- YOUR GOAL
Output each entry exactly; skip nothing.
[BEGIN RECORDS FOR THIS EXERCISE]
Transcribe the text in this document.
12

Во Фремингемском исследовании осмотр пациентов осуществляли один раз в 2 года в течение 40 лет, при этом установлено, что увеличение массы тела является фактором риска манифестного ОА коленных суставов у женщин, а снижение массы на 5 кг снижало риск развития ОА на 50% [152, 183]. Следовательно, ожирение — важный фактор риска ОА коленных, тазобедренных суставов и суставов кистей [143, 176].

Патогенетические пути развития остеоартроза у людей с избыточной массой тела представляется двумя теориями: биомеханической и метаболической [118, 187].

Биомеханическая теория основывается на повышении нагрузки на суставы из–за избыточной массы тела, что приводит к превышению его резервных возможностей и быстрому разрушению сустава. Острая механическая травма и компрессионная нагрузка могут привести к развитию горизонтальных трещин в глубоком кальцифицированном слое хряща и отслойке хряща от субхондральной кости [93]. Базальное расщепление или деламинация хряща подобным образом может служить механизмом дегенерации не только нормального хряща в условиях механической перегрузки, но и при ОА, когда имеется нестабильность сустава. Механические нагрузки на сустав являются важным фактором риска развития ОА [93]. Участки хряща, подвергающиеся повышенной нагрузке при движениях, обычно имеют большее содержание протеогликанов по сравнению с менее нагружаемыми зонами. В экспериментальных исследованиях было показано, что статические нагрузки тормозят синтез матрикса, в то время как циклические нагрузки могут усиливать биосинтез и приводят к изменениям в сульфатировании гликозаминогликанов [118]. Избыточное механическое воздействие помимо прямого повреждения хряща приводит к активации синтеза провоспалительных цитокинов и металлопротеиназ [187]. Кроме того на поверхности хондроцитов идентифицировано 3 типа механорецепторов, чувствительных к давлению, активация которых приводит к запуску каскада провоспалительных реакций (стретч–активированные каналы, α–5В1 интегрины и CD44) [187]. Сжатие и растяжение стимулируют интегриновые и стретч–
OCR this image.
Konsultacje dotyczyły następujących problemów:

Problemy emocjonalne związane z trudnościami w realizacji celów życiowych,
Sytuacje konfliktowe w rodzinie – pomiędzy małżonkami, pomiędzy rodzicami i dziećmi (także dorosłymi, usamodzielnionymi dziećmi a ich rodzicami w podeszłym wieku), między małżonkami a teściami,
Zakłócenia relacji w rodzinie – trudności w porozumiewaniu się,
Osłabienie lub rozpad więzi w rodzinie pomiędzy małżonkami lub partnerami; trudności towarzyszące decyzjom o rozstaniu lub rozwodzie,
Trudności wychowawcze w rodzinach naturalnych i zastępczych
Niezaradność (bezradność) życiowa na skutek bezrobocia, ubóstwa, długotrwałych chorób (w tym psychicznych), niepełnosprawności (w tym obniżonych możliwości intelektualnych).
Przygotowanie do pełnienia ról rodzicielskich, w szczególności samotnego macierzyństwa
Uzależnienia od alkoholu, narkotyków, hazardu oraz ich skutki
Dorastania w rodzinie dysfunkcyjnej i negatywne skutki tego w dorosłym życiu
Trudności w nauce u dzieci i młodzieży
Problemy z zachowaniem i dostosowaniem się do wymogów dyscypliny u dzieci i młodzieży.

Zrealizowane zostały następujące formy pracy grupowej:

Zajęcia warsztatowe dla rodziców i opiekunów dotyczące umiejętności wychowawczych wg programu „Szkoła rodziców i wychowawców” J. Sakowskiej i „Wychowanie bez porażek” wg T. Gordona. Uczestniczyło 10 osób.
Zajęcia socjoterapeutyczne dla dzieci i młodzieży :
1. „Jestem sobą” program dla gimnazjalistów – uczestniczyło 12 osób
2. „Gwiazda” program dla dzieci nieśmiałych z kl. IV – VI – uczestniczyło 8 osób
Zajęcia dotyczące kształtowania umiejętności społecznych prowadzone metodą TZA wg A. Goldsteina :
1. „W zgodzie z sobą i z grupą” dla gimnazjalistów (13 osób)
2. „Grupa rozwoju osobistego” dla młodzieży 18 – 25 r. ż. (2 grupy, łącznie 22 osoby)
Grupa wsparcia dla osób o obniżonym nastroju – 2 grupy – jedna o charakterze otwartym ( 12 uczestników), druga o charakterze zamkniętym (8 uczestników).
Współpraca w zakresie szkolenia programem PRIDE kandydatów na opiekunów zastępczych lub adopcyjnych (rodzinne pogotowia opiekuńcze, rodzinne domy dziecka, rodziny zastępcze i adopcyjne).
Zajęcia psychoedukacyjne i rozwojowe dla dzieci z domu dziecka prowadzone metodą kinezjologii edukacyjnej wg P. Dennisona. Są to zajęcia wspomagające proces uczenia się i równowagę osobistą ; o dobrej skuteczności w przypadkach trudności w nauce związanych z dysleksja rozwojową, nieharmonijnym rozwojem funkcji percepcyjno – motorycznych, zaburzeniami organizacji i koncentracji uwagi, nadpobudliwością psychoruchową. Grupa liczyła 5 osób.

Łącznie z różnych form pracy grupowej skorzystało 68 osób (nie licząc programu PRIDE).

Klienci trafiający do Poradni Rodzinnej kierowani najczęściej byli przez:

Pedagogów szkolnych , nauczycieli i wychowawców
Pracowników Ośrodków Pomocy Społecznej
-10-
[END RECORDS FOR THIS EXERCISE]
- CORRECT RESPONSE
Transcribe the text in this document.
12

Во Фремингемском исследовании осмотр пациентов осуществляли один раз в 2 года в течение 40 лет, при этом установлено, что увеличение массы тела является фактором риска манифестного ОА коленных суставов у женщин, а снижение массы на 5 кг снижало риск развития ОА на 50% [152, 183]. Следовательно, ожирение — важный фактор риска ОА коленных, тазобедренных суставов и суставов кистей [143, 176].

Патогенетические пути развития остеоартроза у людей с избыточной массой тела представляется двумя теориями: биомеханической и метаболической [118, 187].

Биомеханическая теория основывается на повышении нагрузки на суставы из–за избыточной массы тела, что приводит к превышению его резервных возможностей и быстрому разрушению сустава. Острая механическая травма и компрессионная нагрузка могут привести к развитию горизонтальных трещин в глубоком кальцифицированном слое хряща и отслойке хряща от субхондральной кости [93]. Базальное расщепление или деламинация хряща подобным образом может служить механизмом дегенерации не только нормального хряща в условиях механической перегрузки, но и при ОА, когда имеется нестабильность сустава. Механические нагрузки на сустав являются важным фактором риска развития ОА [93]. Участки хряща, подвергающиеся повышенной нагрузке при движениях, обычно имеют большее содержание протеогликанов по сравнению с менее нагружаемыми зонами. В экспериментальных исследованиях было показано, что статические нагрузки тормозят синтез матрикса, в то время как циклические нагрузки могут усиливать биосинтез и приводят к изменениям в сульфатировании гликозаминогликанов [118]. Избыточное механическое воздействие помимо прямого повреждения хряща приводит к активации синтеза провоспалительных цитокинов и металлопротеиназ [187]. Кроме того на поверхности хондроцитов идентифицировано 3 типа механорецепторов, чувствительных к давлению, активация которых приводит к запуску каскада провоспалительных реакций (стретч–активированные каналы, α–5В1 интегрины и CD44) [187]. Сжатие и растяжение стимулируют интегриновые и стретч–
OCR this image.
Konsultacje dotyczyły następujących problemów:

Problemy emocjonalne związane z trudnościami w realizacji celów życiowych,
Sytuacje konfliktowe w rodzinie – pomiędzy małżonkami, pomiędzy rodzicami i dziećmi (także dorosłymi, usamodzielnionymi dziećmi a ich rodzicami w podeszłym wieku), między małżonkami a teściami,
Zakłócenia relacji w rodzinie – trudności w porozumiewaniu się,
Osłabienie lub rozpad więzi w rodzinie pomiędzy małżonkami lub partnerami; trudności towarzyszące decyzjom o rozstaniu lub rozwodzie,
Trudności wychowawcze w rodzinach naturalnych i zastępczych
Niezaradność (bezradność) życiowa na skutek bezrobocia, ubóstwa, długotrwałych chorób (w tym psychicznych), niepełnosprawności (w tym obniżonych możliwości intelektualnych).
Przygotowanie do pełnienia ról rodzicielskich, w szczególności samotnego macierzyństwa
Uzależnienia od alkoholu, narkotyków, hazardu oraz ich skutki
Dorastania w rodzinie dysfunkcyjnej i negatywne skutki tego w dorosłym życiu
Trudności w nauce u dzieci i młodzieży
Problemy z zachowaniem i dostosowaniem się do wymogów dyscypliny u dzieci i młodzieży.

Zrealizowane zostały następujące formy pracy grupowej:

Zajęcia warsztatowe dla rodziców i opiekunów dotyczące umiejętności wychowawczych wg programu „Szkoła rodziców i wychowawców” J. Sakowskiej i „Wychowanie bez porażek” wg T. Gordona. Uczestniczyło 10 osób.
Zajęcia socjoterapeutyczne dla dzieci i młodzieży :
1. „Jestem sobą” program dla gimnazjalistów – uczestniczyło 12 osób
2. „Gwiazda” program dla dzieci nieśmiałych z kl. IV – VI – uczestniczyło 8 osób
Zajęcia dotyczące kształtowania umiejętności społecznych prowadzone metodą TZA wg A. Goldsteina :
1. „W zgodzie z sobą i z grupą” dla gimnazjalistów (13 osób)
2. „Grupa rozwoju osobistego” dla młodzieży 18 – 25 r. ż. (2 grupy, łącznie 22 osoby)
Grupa wsparcia dla osób o obniżonym nastroju – 2 grupy – jedna o charakterze otwartym ( 12 uczestników), druga o charakterze zamkniętym (8 uczestników).
Współpraca w zakresie szkolenia programem PRIDE kandydatów na opiekunów zastępczych lub adopcyjnych (rodzinne pogotowia opiekuńcze, rodzinne domy dziecka, rodziny zastępcze i adopcyjne).
Zajęcia psychoedukacyjne i rozwojowe dla dzieci z domu dziecka prowadzone metodą kinezjologii edukacyjnej wg P. Dennisona. Są to zajęcia wspomagające proces uczenia się i równowagę osobistą ; o dobrej skuteczności w przypadkach trudności w nauce związanych z dysleksja rozwojową, nieharmonijnym rozwojem funkcji percepcyjno – motorycznych, zaburzeniami organizacji i koncentracji uwagi, nadpobudliwością psychoruchową. Grupa liczyła 5 osób.

Łącznie z różnych form pracy grupowej skorzystało 68 osób (nie licząc programu PRIDE).

Klienci trafiający do Poradni Rodzinnej kierowani najczęściej byli przez:

Pedagogów szkolnych , nauczycieli i wychowawców
Pracowników Ośrodków Pomocy Społecznej
-10-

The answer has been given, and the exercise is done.